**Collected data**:
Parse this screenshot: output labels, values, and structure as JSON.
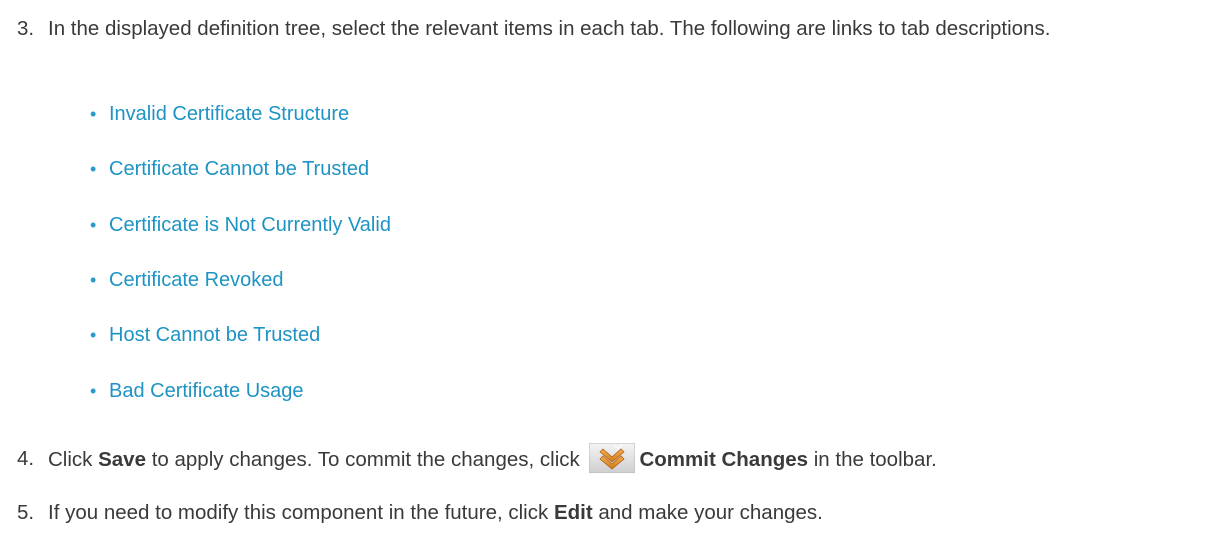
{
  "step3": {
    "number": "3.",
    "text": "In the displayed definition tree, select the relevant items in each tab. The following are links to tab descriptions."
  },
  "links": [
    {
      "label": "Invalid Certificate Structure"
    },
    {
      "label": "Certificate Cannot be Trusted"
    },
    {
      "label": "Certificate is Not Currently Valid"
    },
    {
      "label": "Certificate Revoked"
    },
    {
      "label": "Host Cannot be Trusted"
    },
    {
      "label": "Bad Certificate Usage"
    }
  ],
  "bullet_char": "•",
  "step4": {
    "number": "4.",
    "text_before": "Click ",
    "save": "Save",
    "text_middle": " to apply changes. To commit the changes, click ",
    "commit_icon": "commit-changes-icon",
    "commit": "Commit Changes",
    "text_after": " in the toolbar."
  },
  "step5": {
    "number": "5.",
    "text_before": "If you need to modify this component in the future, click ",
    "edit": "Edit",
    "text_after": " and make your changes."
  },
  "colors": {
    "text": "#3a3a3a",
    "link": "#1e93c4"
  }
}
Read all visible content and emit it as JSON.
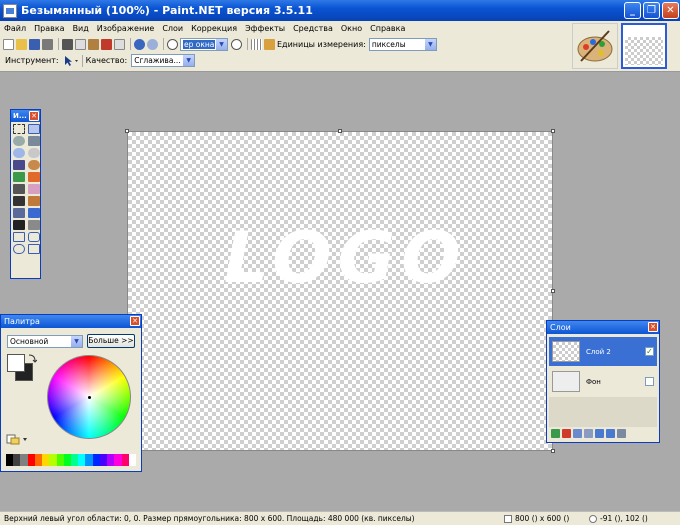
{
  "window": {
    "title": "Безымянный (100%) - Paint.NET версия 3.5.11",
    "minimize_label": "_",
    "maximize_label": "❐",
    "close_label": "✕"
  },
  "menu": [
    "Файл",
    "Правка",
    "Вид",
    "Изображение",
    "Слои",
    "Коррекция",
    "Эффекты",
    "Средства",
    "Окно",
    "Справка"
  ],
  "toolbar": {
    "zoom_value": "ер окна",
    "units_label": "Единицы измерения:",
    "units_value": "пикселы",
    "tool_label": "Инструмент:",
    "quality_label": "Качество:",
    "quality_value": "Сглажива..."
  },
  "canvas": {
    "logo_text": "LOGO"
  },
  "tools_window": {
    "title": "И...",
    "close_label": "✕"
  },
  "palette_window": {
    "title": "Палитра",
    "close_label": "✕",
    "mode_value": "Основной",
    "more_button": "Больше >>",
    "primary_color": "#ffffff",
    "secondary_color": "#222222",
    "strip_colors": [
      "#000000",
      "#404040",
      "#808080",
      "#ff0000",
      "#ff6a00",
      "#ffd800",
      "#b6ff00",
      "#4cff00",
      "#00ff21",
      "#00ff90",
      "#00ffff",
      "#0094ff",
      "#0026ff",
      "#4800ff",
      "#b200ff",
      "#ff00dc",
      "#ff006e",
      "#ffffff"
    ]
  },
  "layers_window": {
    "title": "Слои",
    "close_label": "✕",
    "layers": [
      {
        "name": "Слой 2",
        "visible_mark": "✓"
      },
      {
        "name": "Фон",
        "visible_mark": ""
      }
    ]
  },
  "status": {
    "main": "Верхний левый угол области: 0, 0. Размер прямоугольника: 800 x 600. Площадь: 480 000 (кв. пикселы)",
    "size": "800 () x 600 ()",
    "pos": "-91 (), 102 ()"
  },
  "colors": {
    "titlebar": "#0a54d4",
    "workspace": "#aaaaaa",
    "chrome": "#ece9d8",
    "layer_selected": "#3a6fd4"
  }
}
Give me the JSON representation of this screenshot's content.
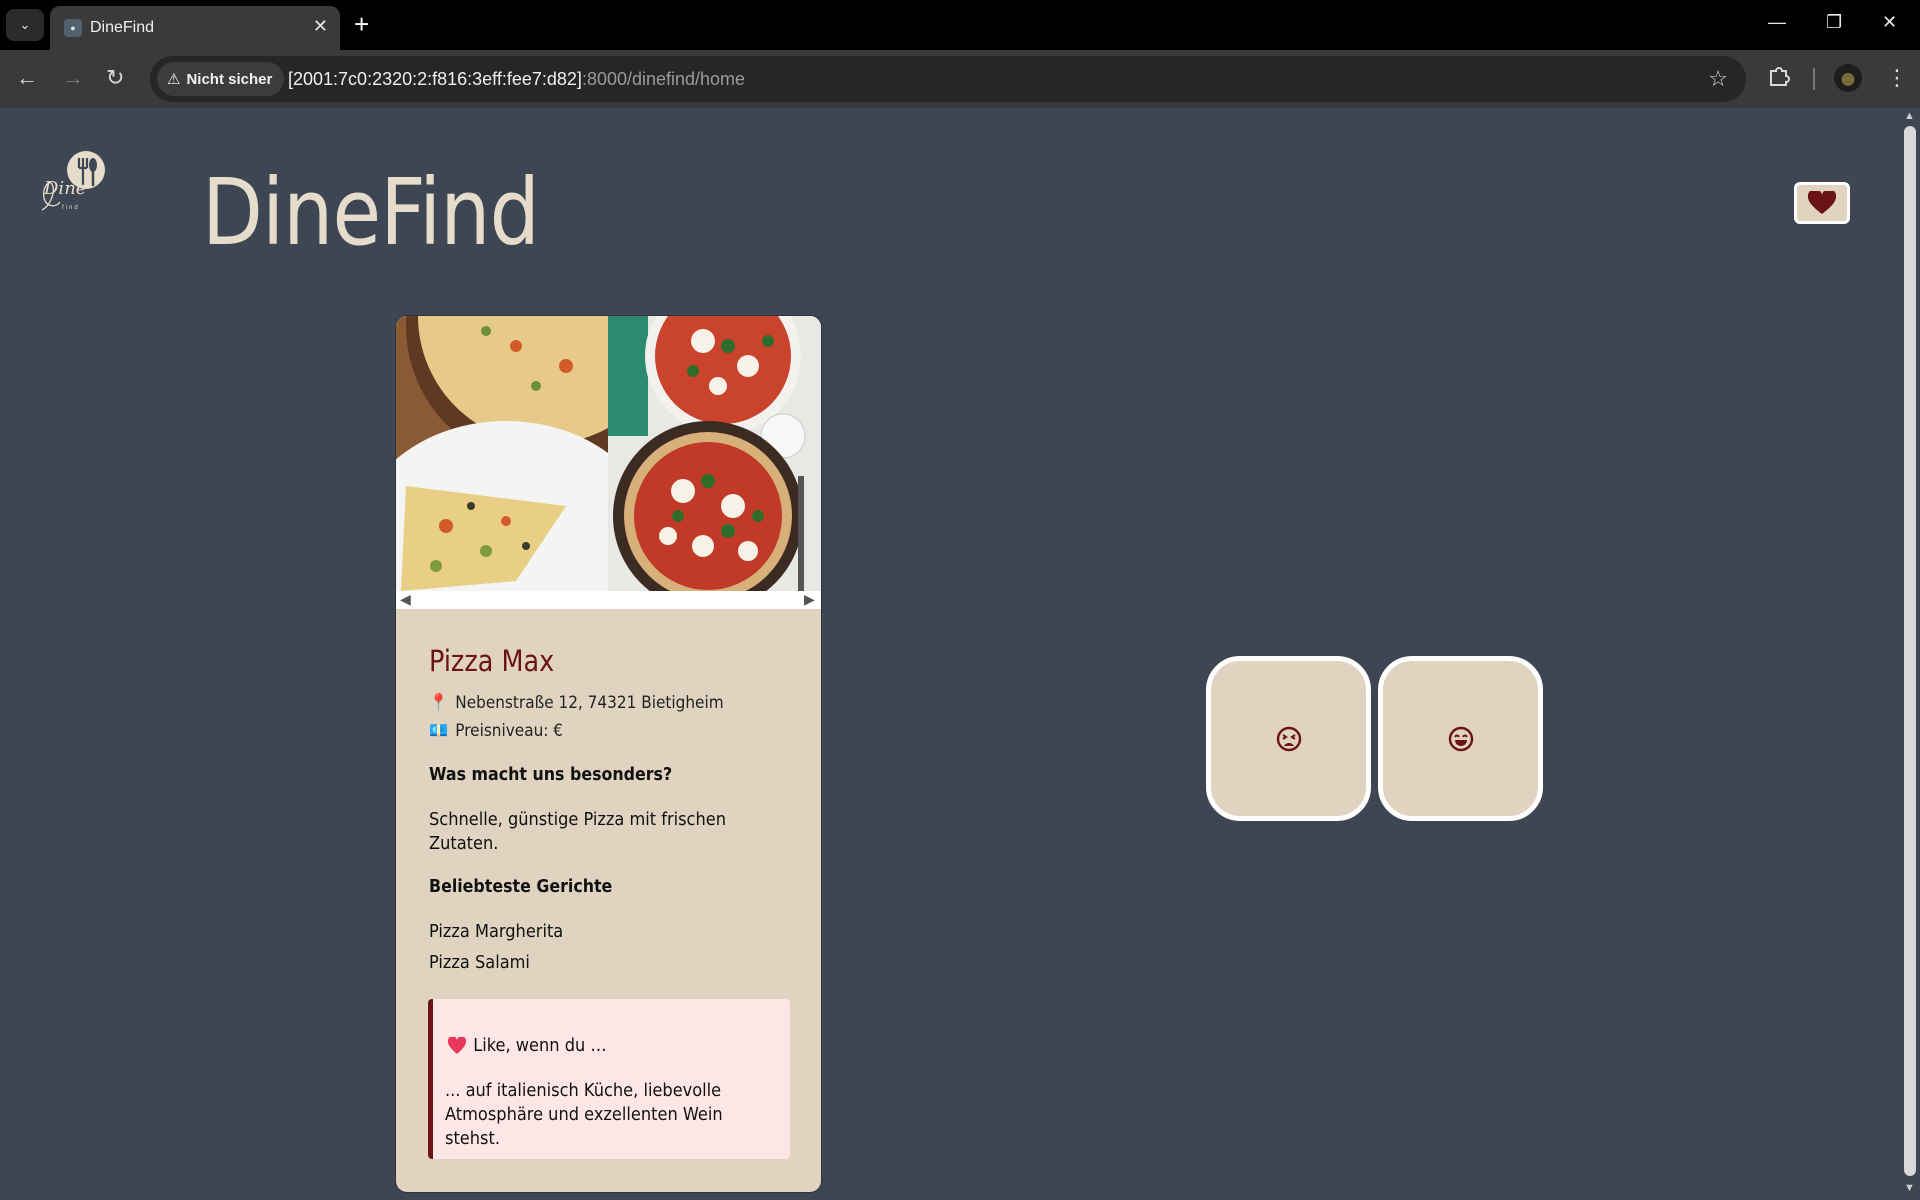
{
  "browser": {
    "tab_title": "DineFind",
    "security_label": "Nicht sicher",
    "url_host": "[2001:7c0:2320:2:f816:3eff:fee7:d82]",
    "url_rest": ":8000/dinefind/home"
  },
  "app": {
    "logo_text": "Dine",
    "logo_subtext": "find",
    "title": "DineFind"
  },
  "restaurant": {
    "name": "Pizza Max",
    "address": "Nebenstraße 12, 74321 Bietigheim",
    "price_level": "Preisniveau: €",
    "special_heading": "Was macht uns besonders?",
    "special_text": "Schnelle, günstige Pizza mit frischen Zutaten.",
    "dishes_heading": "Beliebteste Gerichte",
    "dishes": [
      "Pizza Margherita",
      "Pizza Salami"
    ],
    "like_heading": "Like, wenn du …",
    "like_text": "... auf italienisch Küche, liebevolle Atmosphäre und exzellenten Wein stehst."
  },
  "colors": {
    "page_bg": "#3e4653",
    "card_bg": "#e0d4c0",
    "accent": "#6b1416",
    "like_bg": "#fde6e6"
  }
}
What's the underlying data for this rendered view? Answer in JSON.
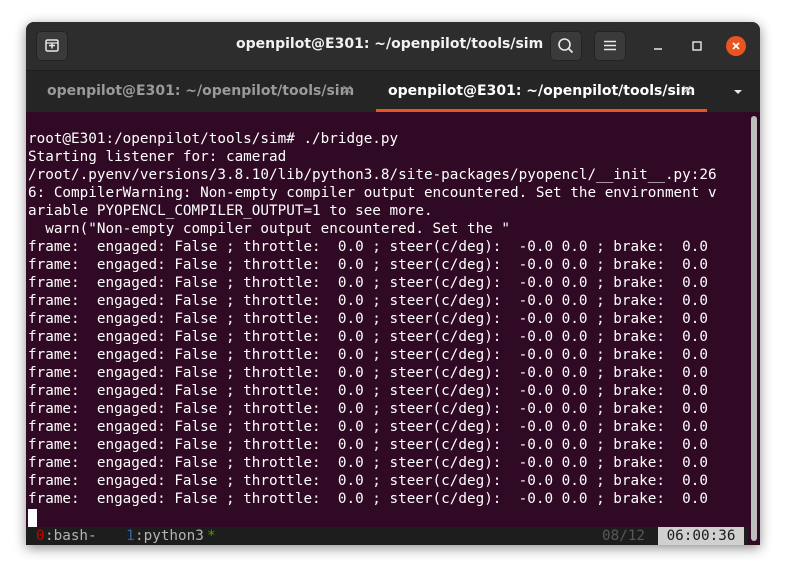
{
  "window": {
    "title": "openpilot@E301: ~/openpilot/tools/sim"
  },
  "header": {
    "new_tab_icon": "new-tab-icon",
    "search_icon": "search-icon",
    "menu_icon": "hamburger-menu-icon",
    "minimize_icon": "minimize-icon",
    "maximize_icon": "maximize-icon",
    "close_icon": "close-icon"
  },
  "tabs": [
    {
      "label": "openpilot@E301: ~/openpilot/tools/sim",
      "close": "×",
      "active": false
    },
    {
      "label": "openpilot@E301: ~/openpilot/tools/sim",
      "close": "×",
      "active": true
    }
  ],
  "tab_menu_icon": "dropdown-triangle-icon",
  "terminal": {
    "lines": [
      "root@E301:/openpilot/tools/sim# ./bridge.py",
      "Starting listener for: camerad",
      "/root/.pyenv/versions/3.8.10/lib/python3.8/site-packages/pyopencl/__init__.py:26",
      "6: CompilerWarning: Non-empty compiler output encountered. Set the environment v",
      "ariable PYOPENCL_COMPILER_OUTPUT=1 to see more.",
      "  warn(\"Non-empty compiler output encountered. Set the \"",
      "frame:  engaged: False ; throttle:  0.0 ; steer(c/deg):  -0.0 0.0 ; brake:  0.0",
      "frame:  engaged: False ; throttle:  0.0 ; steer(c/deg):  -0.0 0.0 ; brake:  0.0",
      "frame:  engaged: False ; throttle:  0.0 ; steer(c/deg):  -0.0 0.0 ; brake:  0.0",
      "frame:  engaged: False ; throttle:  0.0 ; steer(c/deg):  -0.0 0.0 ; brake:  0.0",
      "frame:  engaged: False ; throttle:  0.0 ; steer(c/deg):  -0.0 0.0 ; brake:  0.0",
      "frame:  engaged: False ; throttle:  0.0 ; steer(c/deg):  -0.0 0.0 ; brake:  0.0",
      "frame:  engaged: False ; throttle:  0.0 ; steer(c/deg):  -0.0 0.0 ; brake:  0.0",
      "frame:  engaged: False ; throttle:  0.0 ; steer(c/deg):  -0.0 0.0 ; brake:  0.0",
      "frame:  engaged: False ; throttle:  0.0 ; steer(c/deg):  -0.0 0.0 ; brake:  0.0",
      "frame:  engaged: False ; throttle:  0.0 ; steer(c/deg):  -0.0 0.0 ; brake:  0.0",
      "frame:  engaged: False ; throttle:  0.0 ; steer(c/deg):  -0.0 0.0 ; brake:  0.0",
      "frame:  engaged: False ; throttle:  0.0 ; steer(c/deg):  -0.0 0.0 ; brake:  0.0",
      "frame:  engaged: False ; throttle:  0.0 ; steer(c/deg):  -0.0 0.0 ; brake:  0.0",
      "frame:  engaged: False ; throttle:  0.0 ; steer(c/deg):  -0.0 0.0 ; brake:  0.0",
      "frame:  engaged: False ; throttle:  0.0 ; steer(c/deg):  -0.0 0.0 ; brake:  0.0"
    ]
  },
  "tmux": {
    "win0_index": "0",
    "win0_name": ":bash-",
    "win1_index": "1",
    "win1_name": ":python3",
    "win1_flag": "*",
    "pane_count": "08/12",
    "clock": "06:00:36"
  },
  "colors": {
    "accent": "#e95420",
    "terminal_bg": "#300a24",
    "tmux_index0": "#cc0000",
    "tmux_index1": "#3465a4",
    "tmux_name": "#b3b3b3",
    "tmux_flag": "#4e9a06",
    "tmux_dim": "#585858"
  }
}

**GOAL OF THE EXERCISE**:
Restate the full listing verbatim and drop every picture.

**RESULT OF THE TASK**:
Parse this screenshot: output labels, values, and structure as JSON.
{
  "step3": {
    "number": "3.",
    "text": "In the displayed definition tree, select the relevant items in each tab. The following are links to tab descriptions."
  },
  "links": [
    {
      "label": "Invalid Certificate Structure"
    },
    {
      "label": "Certificate Cannot be Trusted"
    },
    {
      "label": "Certificate is Not Currently Valid"
    },
    {
      "label": "Certificate Revoked"
    },
    {
      "label": "Host Cannot be Trusted"
    },
    {
      "label": "Bad Certificate Usage"
    }
  ],
  "bullet_char": "•",
  "step4": {
    "number": "4.",
    "text_before": "Click ",
    "save": "Save",
    "text_middle": " to apply changes. To commit the changes, click ",
    "commit_icon": "commit-changes-icon",
    "commit": "Commit Changes",
    "text_after": " in the toolbar."
  },
  "step5": {
    "number": "5.",
    "text_before": "If you need to modify this component in the future, click ",
    "edit": "Edit",
    "text_after": " and make your changes."
  },
  "colors": {
    "text": "#3a3a3a",
    "link": "#1e93c4"
  }
}
Read all visible content and emit it as JSON.
{
  "window": {
    "title": "Безымянный (100%) - Paint.NET версия 3.5.11",
    "minimize_label": "_",
    "maximize_label": "❐",
    "close_label": "✕"
  },
  "menu": [
    "Файл",
    "Правка",
    "Вид",
    "Изображение",
    "Слои",
    "Коррекция",
    "Эффекты",
    "Средства",
    "Окно",
    "Справка"
  ],
  "toolbar": {
    "zoom_value": "ер окна",
    "units_label": "Единицы измерения:",
    "units_value": "пикселы",
    "tool_label": "Инструмент:",
    "quality_label": "Качество:",
    "quality_value": "Сглажива..."
  },
  "canvas": {
    "logo_text": "LOGO"
  },
  "tools_window": {
    "title": "И...",
    "close_label": "✕"
  },
  "palette_window": {
    "title": "Палитра",
    "close_label": "✕",
    "mode_value": "Основной",
    "more_button": "Больше >>",
    "primary_color": "#ffffff",
    "secondary_color": "#222222",
    "strip_colors": [
      "#000000",
      "#404040",
      "#808080",
      "#ff0000",
      "#ff6a00",
      "#ffd800",
      "#b6ff00",
      "#4cff00",
      "#00ff21",
      "#00ff90",
      "#00ffff",
      "#0094ff",
      "#0026ff",
      "#4800ff",
      "#b200ff",
      "#ff00dc",
      "#ff006e",
      "#ffffff"
    ]
  },
  "layers_window": {
    "title": "Слои",
    "close_label": "✕",
    "layers": [
      {
        "name": "Слой 2",
        "visible_mark": "✓"
      },
      {
        "name": "Фон",
        "visible_mark": ""
      }
    ]
  },
  "status": {
    "main": "Верхний левый угол области: 0, 0. Размер прямоугольника: 800 x 600. Площадь: 480 000 (кв. пикселы)",
    "size": "800 () x 600 ()",
    "pos": "-91 (), 102 ()"
  },
  "colors": {
    "titlebar": "#0a54d4",
    "workspace": "#aaaaaa",
    "chrome": "#ece9d8",
    "layer_selected": "#3a6fd4"
  }
}
Give me the JSON representation of this screenshot's content.
{
  "browser": {
    "tab_title": "DineFind",
    "security_label": "Nicht sicher",
    "url_host": "[2001:7c0:2320:2:f816:3eff:fee7:d82]",
    "url_rest": ":8000/dinefind/home"
  },
  "app": {
    "logo_text": "Dine",
    "logo_subtext": "find",
    "title": "DineFind"
  },
  "restaurant": {
    "name": "Pizza Max",
    "address": "Nebenstraße 12, 74321 Bietigheim",
    "price_level": "Preisniveau: €",
    "special_heading": "Was macht uns besonders?",
    "special_text": "Schnelle, günstige Pizza mit frischen Zutaten.",
    "dishes_heading": "Beliebteste Gerichte",
    "dishes": [
      "Pizza Margherita",
      "Pizza Salami"
    ],
    "like_heading": "Like, wenn du …",
    "like_text": "... auf italienisch Küche, liebevolle Atmosphäre und exzellenten Wein stehst."
  },
  "colors": {
    "page_bg": "#3e4653",
    "card_bg": "#e0d4c0",
    "accent": "#6b1416",
    "like_bg": "#fde6e6"
  }
}
What's the underlying data for this rendered view? Answer in JSON.
{
  "window": {
    "title": "openpilot@E301: ~/openpilot/tools/sim"
  },
  "header": {
    "new_tab_icon": "new-tab-icon",
    "search_icon": "search-icon",
    "menu_icon": "hamburger-menu-icon",
    "minimize_icon": "minimize-icon",
    "maximize_icon": "maximize-icon",
    "close_icon": "close-icon"
  },
  "tabs": [
    {
      "label": "openpilot@E301: ~/openpilot/tools/sim",
      "close": "×",
      "active": false
    },
    {
      "label": "openpilot@E301: ~/openpilot/tools/sim",
      "close": "×",
      "active": true
    }
  ],
  "tab_menu_icon": "dropdown-triangle-icon",
  "terminal": {
    "lines": [
      "root@E301:/openpilot/tools/sim# ./bridge.py",
      "Starting listener for: camerad",
      "/root/.pyenv/versions/3.8.10/lib/python3.8/site-packages/pyopencl/__init__.py:26",
      "6: CompilerWarning: Non-empty compiler output encountered. Set the environment v",
      "ariable PYOPENCL_COMPILER_OUTPUT=1 to see more.",
      "  warn(\"Non-empty compiler output encountered. Set the \"",
      "frame:  engaged: False ; throttle:  0.0 ; steer(c/deg):  -0.0 0.0 ; brake:  0.0",
      "frame:  engaged: False ; throttle:  0.0 ; steer(c/deg):  -0.0 0.0 ; brake:  0.0",
      "frame:  engaged: False ; throttle:  0.0 ; steer(c/deg):  -0.0 0.0 ; brake:  0.0",
      "frame:  engaged: False ; throttle:  0.0 ; steer(c/deg):  -0.0 0.0 ; brake:  0.0",
      "frame:  engaged: False ; throttle:  0.0 ; steer(c/deg):  -0.0 0.0 ; brake:  0.0",
      "frame:  engaged: False ; throttle:  0.0 ; steer(c/deg):  -0.0 0.0 ; brake:  0.0",
      "frame:  engaged: False ; throttle:  0.0 ; steer(c/deg):  -0.0 0.0 ; brake:  0.0",
      "frame:  engaged: False ; throttle:  0.0 ; steer(c/deg):  -0.0 0.0 ; brake:  0.0",
      "frame:  engaged: False ; throttle:  0.0 ; steer(c/deg):  -0.0 0.0 ; brake:  0.0",
      "frame:  engaged: False ; throttle:  0.0 ; steer(c/deg):  -0.0 0.0 ; brake:  0.0",
      "frame:  engaged: False ; throttle:  0.0 ; steer(c/deg):  -0.0 0.0 ; brake:  0.0",
      "frame:  engaged: False ; throttle:  0.0 ; steer(c/deg):  -0.0 0.0 ; brake:  0.0",
      "frame:  engaged: False ; throttle:  0.0 ; steer(c/deg):  -0.0 0.0 ; brake:  0.0",
      "frame:  engaged: False ; throttle:  0.0 ; steer(c/deg):  -0.0 0.0 ; brake:  0.0",
      "frame:  engaged: False ; throttle:  0.0 ; steer(c/deg):  -0.0 0.0 ; brake:  0.0"
    ]
  },
  "tmux": {
    "win0_index": "0",
    "win0_name": ":bash-",
    "win1_index": "1",
    "win1_name": ":python3",
    "win1_flag": "*",
    "pane_count": "08/12",
    "clock": "06:00:36"
  },
  "colors": {
    "accent": "#e95420",
    "terminal_bg": "#300a24",
    "tmux_index0": "#cc0000",
    "tmux_index1": "#3465a4",
    "tmux_name": "#b3b3b3",
    "tmux_flag": "#4e9a06",
    "tmux_dim": "#585858"
  }
}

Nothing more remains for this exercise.